TASK INSTRUCTIONS: Gather all lines from the material that contain "text".

RECORDED INFORMATION:

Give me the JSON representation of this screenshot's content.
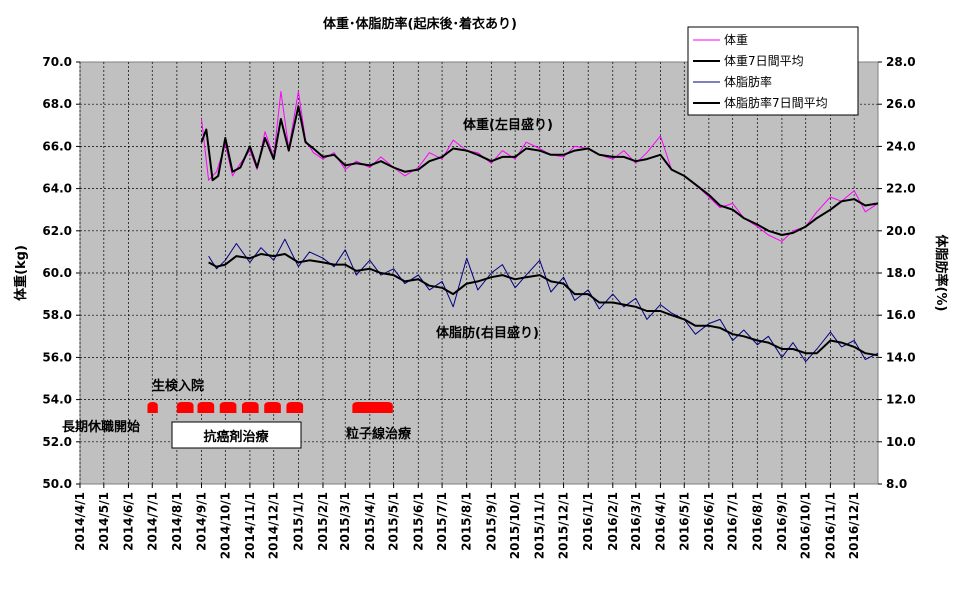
{
  "chart_data": {
    "type": "line",
    "title": "体重･体脂肪率(起床後･着衣あり)",
    "ylabel_left": "体重(kg)",
    "ylabel_right": "体脂肪率(%)",
    "ylim_left": [
      50,
      70
    ],
    "ylim_right": [
      8,
      28
    ],
    "yticks_left": [
      "50.0",
      "52.0",
      "54.0",
      "56.0",
      "58.0",
      "60.0",
      "62.0",
      "64.0",
      "66.0",
      "68.0",
      "70.0"
    ],
    "yticks_right": [
      "8.0",
      "10.0",
      "12.0",
      "14.0",
      "16.0",
      "18.0",
      "20.0",
      "22.0",
      "24.0",
      "26.0",
      "28.0"
    ],
    "x_categories": [
      "2014/4/1",
      "2014/5/1",
      "2014/6/1",
      "2014/7/1",
      "2014/8/1",
      "2014/9/1",
      "2014/10/1",
      "2014/11/1",
      "2014/12/1",
      "2015/1/1",
      "2015/2/1",
      "2015/3/1",
      "2015/4/1",
      "2015/5/1",
      "2015/6/1",
      "2015/7/1",
      "2015/8/1",
      "2015/9/1",
      "2015/10/1",
      "2015/11/1",
      "2015/12/1",
      "2016/1/1",
      "2016/2/1",
      "2016/3/1",
      "2016/4/1",
      "2016/5/1",
      "2016/6/1",
      "2016/7/1",
      "2016/8/1",
      "2016/9/1",
      "2016/10/1",
      "2016/11/1",
      "2016/12/1"
    ],
    "grid": true,
    "legend_position": "top-right",
    "colors": {
      "weight": "#ff00ff",
      "weight_avg": "#000000",
      "fat": "#000080",
      "fat_avg": "#000000",
      "plot_bg": "#c0c0c0",
      "marker": "#ff0000"
    },
    "series": [
      {
        "name": "体重",
        "axis": "left",
        "x": [
          "2014/9/1",
          "2014/9/10",
          "2014/9/20",
          "2014/10/1",
          "2014/10/10",
          "2014/10/20",
          "2014/11/1",
          "2014/11/10",
          "2014/11/20",
          "2014/12/1",
          "2014/12/10",
          "2014/12/20",
          "2015/1/1",
          "2015/1/10",
          "2015/1/20",
          "2015/2/1",
          "2015/2/15",
          "2015/3/1",
          "2015/3/15",
          "2015/4/1",
          "2015/4/15",
          "2015/5/1",
          "2015/5/15",
          "2015/6/1",
          "2015/6/15",
          "2015/7/1",
          "2015/7/15",
          "2015/8/1",
          "2015/8/15",
          "2015/9/1",
          "2015/9/15",
          "2015/10/1",
          "2015/10/15",
          "2015/11/1",
          "2015/11/15",
          "2015/12/1",
          "2015/12/15",
          "2016/1/1",
          "2016/1/15",
          "2016/2/1",
          "2016/2/15",
          "2016/3/1",
          "2016/3/15",
          "2016/4/1",
          "2016/4/15",
          "2016/5/1",
          "2016/5/15",
          "2016/6/1",
          "2016/6/15",
          "2016/7/1",
          "2016/7/15",
          "2016/8/1",
          "2016/8/15",
          "2016/9/1",
          "2016/9/15",
          "2016/10/1",
          "2016/10/15",
          "2016/11/1",
          "2016/11/15",
          "2016/12/1",
          "2016/12/15",
          "2016/12/31"
        ],
        "values": [
          67.3,
          64.4,
          64.8,
          66.1,
          64.6,
          65.2,
          65.8,
          64.9,
          66.7,
          65.5,
          68.6,
          65.9,
          68.6,
          66.3,
          65.7,
          65.4,
          65.7,
          64.9,
          65.3,
          65.0,
          65.5,
          65.0,
          64.6,
          65.0,
          65.7,
          65.4,
          66.3,
          65.8,
          65.7,
          65.2,
          65.8,
          65.4,
          66.2,
          65.9,
          65.6,
          65.5,
          66.0,
          65.9,
          65.6,
          65.4,
          65.8,
          65.2,
          65.7,
          66.5,
          64.9,
          64.6,
          64.2,
          63.6,
          63.1,
          63.3,
          62.6,
          62.2,
          61.8,
          61.5,
          62.0,
          62.2,
          62.9,
          63.6,
          63.4,
          63.9,
          62.9,
          63.3
        ]
      },
      {
        "name": "体重7日間平均",
        "axis": "left",
        "x": [
          "2014/9/1",
          "2014/9/7",
          "2014/9/15",
          "2014/9/22",
          "2014/10/1",
          "2014/10/10",
          "2014/10/20",
          "2014/11/1",
          "2014/11/10",
          "2014/11/20",
          "2014/12/1",
          "2014/12/10",
          "2014/12/20",
          "2015/1/1",
          "2015/1/10",
          "2015/1/20",
          "2015/2/1",
          "2015/2/15",
          "2015/3/1",
          "2015/3/15",
          "2015/4/1",
          "2015/4/15",
          "2015/5/1",
          "2015/5/15",
          "2015/6/1",
          "2015/6/15",
          "2015/7/1",
          "2015/7/15",
          "2015/8/1",
          "2015/8/15",
          "2015/9/1",
          "2015/9/15",
          "2015/10/1",
          "2015/10/15",
          "2015/11/1",
          "2015/11/15",
          "2015/12/1",
          "2015/12/15",
          "2016/1/1",
          "2016/1/15",
          "2016/2/1",
          "2016/2/15",
          "2016/3/1",
          "2016/3/15",
          "2016/4/1",
          "2016/4/15",
          "2016/5/1",
          "2016/5/15",
          "2016/6/1",
          "2016/6/15",
          "2016/7/1",
          "2016/7/15",
          "2016/8/1",
          "2016/8/15",
          "2016/9/1",
          "2016/9/15",
          "2016/10/1",
          "2016/10/15",
          "2016/11/1",
          "2016/11/15",
          "2016/12/1",
          "2016/12/15",
          "2016/12/31"
        ],
        "values": [
          66.2,
          66.8,
          64.4,
          64.6,
          66.4,
          64.8,
          65.0,
          66.0,
          65.0,
          66.4,
          65.4,
          67.3,
          65.8,
          67.9,
          66.2,
          65.9,
          65.5,
          65.6,
          65.1,
          65.2,
          65.1,
          65.3,
          65.0,
          64.8,
          64.9,
          65.3,
          65.5,
          65.9,
          65.8,
          65.6,
          65.3,
          65.5,
          65.5,
          65.9,
          65.8,
          65.6,
          65.6,
          65.8,
          65.9,
          65.6,
          65.5,
          65.5,
          65.3,
          65.4,
          65.6,
          64.9,
          64.6,
          64.2,
          63.7,
          63.2,
          63.0,
          62.6,
          62.3,
          62.0,
          61.8,
          61.9,
          62.2,
          62.6,
          63.0,
          63.4,
          63.5,
          63.2,
          63.3
        ]
      },
      {
        "name": "体脂肪率",
        "axis": "right",
        "x": [
          "2014/9/10",
          "2014/9/20",
          "2014/10/1",
          "2014/10/15",
          "2014/11/1",
          "2014/11/15",
          "2014/12/1",
          "2014/12/15",
          "2015/1/1",
          "2015/1/15",
          "2015/2/1",
          "2015/2/15",
          "2015/3/1",
          "2015/3/15",
          "2015/4/1",
          "2015/4/15",
          "2015/5/1",
          "2015/5/15",
          "2015/6/1",
          "2015/6/15",
          "2015/7/1",
          "2015/7/15",
          "2015/8/1",
          "2015/8/15",
          "2015/9/1",
          "2015/9/15",
          "2015/10/1",
          "2015/10/15",
          "2015/11/1",
          "2015/11/15",
          "2015/12/1",
          "2015/12/15",
          "2016/1/1",
          "2016/1/15",
          "2016/2/1",
          "2016/2/15",
          "2016/3/1",
          "2016/3/15",
          "2016/4/1",
          "2016/4/15",
          "2016/5/1",
          "2016/5/15",
          "2016/6/1",
          "2016/6/15",
          "2016/7/1",
          "2016/7/15",
          "2016/8/1",
          "2016/8/15",
          "2016/9/1",
          "2016/9/15",
          "2016/10/1",
          "2016/10/15",
          "2016/11/1",
          "2016/11/15",
          "2016/12/1",
          "2016/12/15",
          "2016/12/31"
        ],
        "values": [
          18.8,
          18.2,
          18.6,
          19.4,
          18.5,
          19.2,
          18.6,
          19.6,
          18.3,
          19.0,
          18.7,
          18.3,
          19.1,
          17.9,
          18.6,
          17.9,
          18.2,
          17.5,
          17.9,
          17.2,
          17.6,
          16.4,
          18.7,
          17.2,
          18.0,
          18.4,
          17.3,
          17.9,
          18.6,
          17.1,
          17.8,
          16.7,
          17.2,
          16.3,
          17.0,
          16.4,
          16.8,
          15.8,
          16.5,
          16.1,
          15.8,
          15.1,
          15.6,
          15.8,
          14.8,
          15.3,
          14.6,
          15.0,
          14.0,
          14.7,
          13.8,
          14.4,
          15.2,
          14.5,
          14.8,
          13.9,
          14.2
        ]
      },
      {
        "name": "体脂肪率7日間平均",
        "axis": "right",
        "x": [
          "2014/9/10",
          "2014/9/20",
          "2014/10/1",
          "2014/10/15",
          "2014/11/1",
          "2014/11/15",
          "2014/12/1",
          "2014/12/15",
          "2015/1/1",
          "2015/1/15",
          "2015/2/1",
          "2015/2/15",
          "2015/3/1",
          "2015/3/15",
          "2015/4/1",
          "2015/4/15",
          "2015/5/1",
          "2015/5/15",
          "2015/6/1",
          "2015/6/15",
          "2015/7/1",
          "2015/7/15",
          "2015/8/1",
          "2015/8/15",
          "2015/9/1",
          "2015/9/15",
          "2015/10/1",
          "2015/10/15",
          "2015/11/1",
          "2015/11/15",
          "2015/12/1",
          "2015/12/15",
          "2016/1/1",
          "2016/1/15",
          "2016/2/1",
          "2016/2/15",
          "2016/3/1",
          "2016/3/15",
          "2016/4/1",
          "2016/4/15",
          "2016/5/1",
          "2016/5/15",
          "2016/6/1",
          "2016/6/15",
          "2016/7/1",
          "2016/7/15",
          "2016/8/1",
          "2016/8/15",
          "2016/9/1",
          "2016/9/15",
          "2016/10/1",
          "2016/10/15",
          "2016/11/1",
          "2016/11/15",
          "2016/12/1",
          "2016/12/15",
          "2016/12/31"
        ],
        "values": [
          18.5,
          18.3,
          18.4,
          18.8,
          18.7,
          18.9,
          18.8,
          18.9,
          18.5,
          18.6,
          18.5,
          18.4,
          18.4,
          18.1,
          18.2,
          18.0,
          17.9,
          17.6,
          17.7,
          17.4,
          17.3,
          17.0,
          17.5,
          17.6,
          17.8,
          17.9,
          17.7,
          17.8,
          17.9,
          17.6,
          17.5,
          17.0,
          17.0,
          16.6,
          16.6,
          16.5,
          16.4,
          16.2,
          16.2,
          16.0,
          15.8,
          15.5,
          15.5,
          15.4,
          15.1,
          15.0,
          14.8,
          14.7,
          14.4,
          14.4,
          14.2,
          14.2,
          14.8,
          14.7,
          14.5,
          14.2,
          14.1
        ]
      }
    ],
    "annotations": [
      {
        "text": "体重(左目盛り)"
      },
      {
        "text": "体脂肪(右目盛り)"
      },
      {
        "text": "生検入院"
      },
      {
        "text": "長期休職開始"
      },
      {
        "text": "抗癌剤治療"
      },
      {
        "text": "粒子線治療"
      }
    ],
    "treatment_periods": {
      "biopsy": [
        [
          "2014/6/25",
          "2014/7/8"
        ]
      ],
      "chemo": [
        [
          "2014/8/1",
          "2014/8/22"
        ],
        [
          "2014/8/27",
          "2014/9/17"
        ],
        [
          "2014/9/24",
          "2014/10/15"
        ],
        [
          "2014/10/22",
          "2014/11/12"
        ],
        [
          "2014/11/19",
          "2014/12/10"
        ],
        [
          "2014/12/17",
          "2015/1/7"
        ]
      ],
      "particle": [
        [
          "2015/3/10",
          "2015/4/30"
        ]
      ]
    }
  }
}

REPLY:
        "text": "体重(左目盛り)"
        "text": "体脂肪(右目盛り)"
        "text": "生検入院"
        "text": "長期休職開始"
        "text": "抗癌剤治療"
        "text": "粒子線治療"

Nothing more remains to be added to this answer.